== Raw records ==
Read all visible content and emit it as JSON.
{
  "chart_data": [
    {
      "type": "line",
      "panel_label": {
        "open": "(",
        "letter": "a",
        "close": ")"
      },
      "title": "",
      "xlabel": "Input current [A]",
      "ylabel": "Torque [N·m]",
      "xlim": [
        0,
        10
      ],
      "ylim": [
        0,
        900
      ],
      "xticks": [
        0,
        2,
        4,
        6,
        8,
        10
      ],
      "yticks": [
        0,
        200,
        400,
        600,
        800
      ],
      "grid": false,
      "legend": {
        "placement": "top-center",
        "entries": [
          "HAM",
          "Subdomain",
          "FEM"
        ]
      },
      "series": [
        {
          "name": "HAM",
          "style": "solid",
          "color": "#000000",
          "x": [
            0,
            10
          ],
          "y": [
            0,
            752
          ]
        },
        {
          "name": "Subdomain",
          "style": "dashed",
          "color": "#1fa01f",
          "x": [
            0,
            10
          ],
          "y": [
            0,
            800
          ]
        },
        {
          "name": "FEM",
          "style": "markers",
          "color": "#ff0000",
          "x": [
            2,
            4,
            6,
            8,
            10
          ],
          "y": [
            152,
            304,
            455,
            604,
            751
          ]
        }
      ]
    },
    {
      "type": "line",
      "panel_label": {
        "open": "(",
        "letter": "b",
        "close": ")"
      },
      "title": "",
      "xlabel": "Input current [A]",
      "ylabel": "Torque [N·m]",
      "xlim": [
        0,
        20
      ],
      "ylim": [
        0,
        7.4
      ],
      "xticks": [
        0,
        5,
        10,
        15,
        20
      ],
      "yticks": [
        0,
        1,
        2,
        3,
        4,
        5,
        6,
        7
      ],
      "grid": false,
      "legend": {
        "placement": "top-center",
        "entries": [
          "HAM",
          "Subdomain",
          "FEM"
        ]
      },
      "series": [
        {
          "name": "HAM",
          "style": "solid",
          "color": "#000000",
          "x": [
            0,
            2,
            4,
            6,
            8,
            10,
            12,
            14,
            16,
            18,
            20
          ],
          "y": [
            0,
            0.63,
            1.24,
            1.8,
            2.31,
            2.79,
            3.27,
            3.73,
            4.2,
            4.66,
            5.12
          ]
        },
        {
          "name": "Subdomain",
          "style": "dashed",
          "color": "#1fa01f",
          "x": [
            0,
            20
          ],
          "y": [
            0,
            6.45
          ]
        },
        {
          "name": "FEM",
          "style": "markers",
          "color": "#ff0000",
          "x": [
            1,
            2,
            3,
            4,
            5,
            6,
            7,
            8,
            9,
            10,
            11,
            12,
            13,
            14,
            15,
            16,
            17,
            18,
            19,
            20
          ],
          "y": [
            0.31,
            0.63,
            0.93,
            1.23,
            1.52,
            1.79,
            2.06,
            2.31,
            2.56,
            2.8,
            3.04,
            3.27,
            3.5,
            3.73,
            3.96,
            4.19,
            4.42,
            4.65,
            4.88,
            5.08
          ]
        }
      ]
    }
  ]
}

== THE PROBLEM ==
Type the material above out again, exactly.

== CORRECT RESPONSE ==
Read all visible content and emit it as JSON.
{
  "chart_data": [
    {
      "type": "line",
      "panel_label": {
        "open": "(",
        "letter": "a",
        "close": ")"
      },
      "title": "",
      "xlabel": "Input current [A]",
      "ylabel": "Torque [N·m]",
      "xlim": [
        0,
        10
      ],
      "ylim": [
        0,
        900
      ],
      "xticks": [
        0,
        2,
        4,
        6,
        8,
        10
      ],
      "yticks": [
        0,
        200,
        400,
        600,
        800
      ],
      "grid": false,
      "legend": {
        "placement": "top-center",
        "entries": [
          "HAM",
          "Subdomain",
          "FEM"
        ]
      },
      "series": [
        {
          "name": "HAM",
          "style": "solid",
          "color": "#000000",
          "x": [
            0,
            10
          ],
          "y": [
            0,
            752
          ]
        },
        {
          "name": "Subdomain",
          "style": "dashed",
          "color": "#1fa01f",
          "x": [
            0,
            10
          ],
          "y": [
            0,
            800
          ]
        },
        {
          "name": "FEM",
          "style": "markers",
          "color": "#ff0000",
          "x": [
            2,
            4,
            6,
            8,
            10
          ],
          "y": [
            152,
            304,
            455,
            604,
            751
          ]
        }
      ]
    },
    {
      "type": "line",
      "panel_label": {
        "open": "(",
        "letter": "b",
        "close": ")"
      },
      "title": "",
      "xlabel": "Input current [A]",
      "ylabel": "Torque [N·m]",
      "xlim": [
        0,
        20
      ],
      "ylim": [
        0,
        7.4
      ],
      "xticks": [
        0,
        5,
        10,
        15,
        20
      ],
      "yticks": [
        0,
        1,
        2,
        3,
        4,
        5,
        6,
        7
      ],
      "grid": false,
      "legend": {
        "placement": "top-center",
        "entries": [
          "HAM",
          "Subdomain",
          "FEM"
        ]
      },
      "series": [
        {
          "name": "HAM",
          "style": "solid",
          "color": "#000000",
          "x": [
            0,
            2,
            4,
            6,
            8,
            10,
            12,
            14,
            16,
            18,
            20
          ],
          "y": [
            0,
            0.63,
            1.24,
            1.8,
            2.31,
            2.79,
            3.27,
            3.73,
            4.2,
            4.66,
            5.12
          ]
        },
        {
          "name": "Subdomain",
          "style": "dashed",
          "color": "#1fa01f",
          "x": [
            0,
            20
          ],
          "y": [
            0,
            6.45
          ]
        },
        {
          "name": "FEM",
          "style": "markers",
          "color": "#ff0000",
          "x": [
            1,
            2,
            3,
            4,
            5,
            6,
            7,
            8,
            9,
            10,
            11,
            12,
            13,
            14,
            15,
            16,
            17,
            18,
            19,
            20
          ],
          "y": [
            0.31,
            0.63,
            0.93,
            1.23,
            1.52,
            1.79,
            2.06,
            2.31,
            2.56,
            2.8,
            3.04,
            3.27,
            3.5,
            3.73,
            3.96,
            4.19,
            4.42,
            4.65,
            4.88,
            5.08
          ]
        }
      ]
    }
  ]
}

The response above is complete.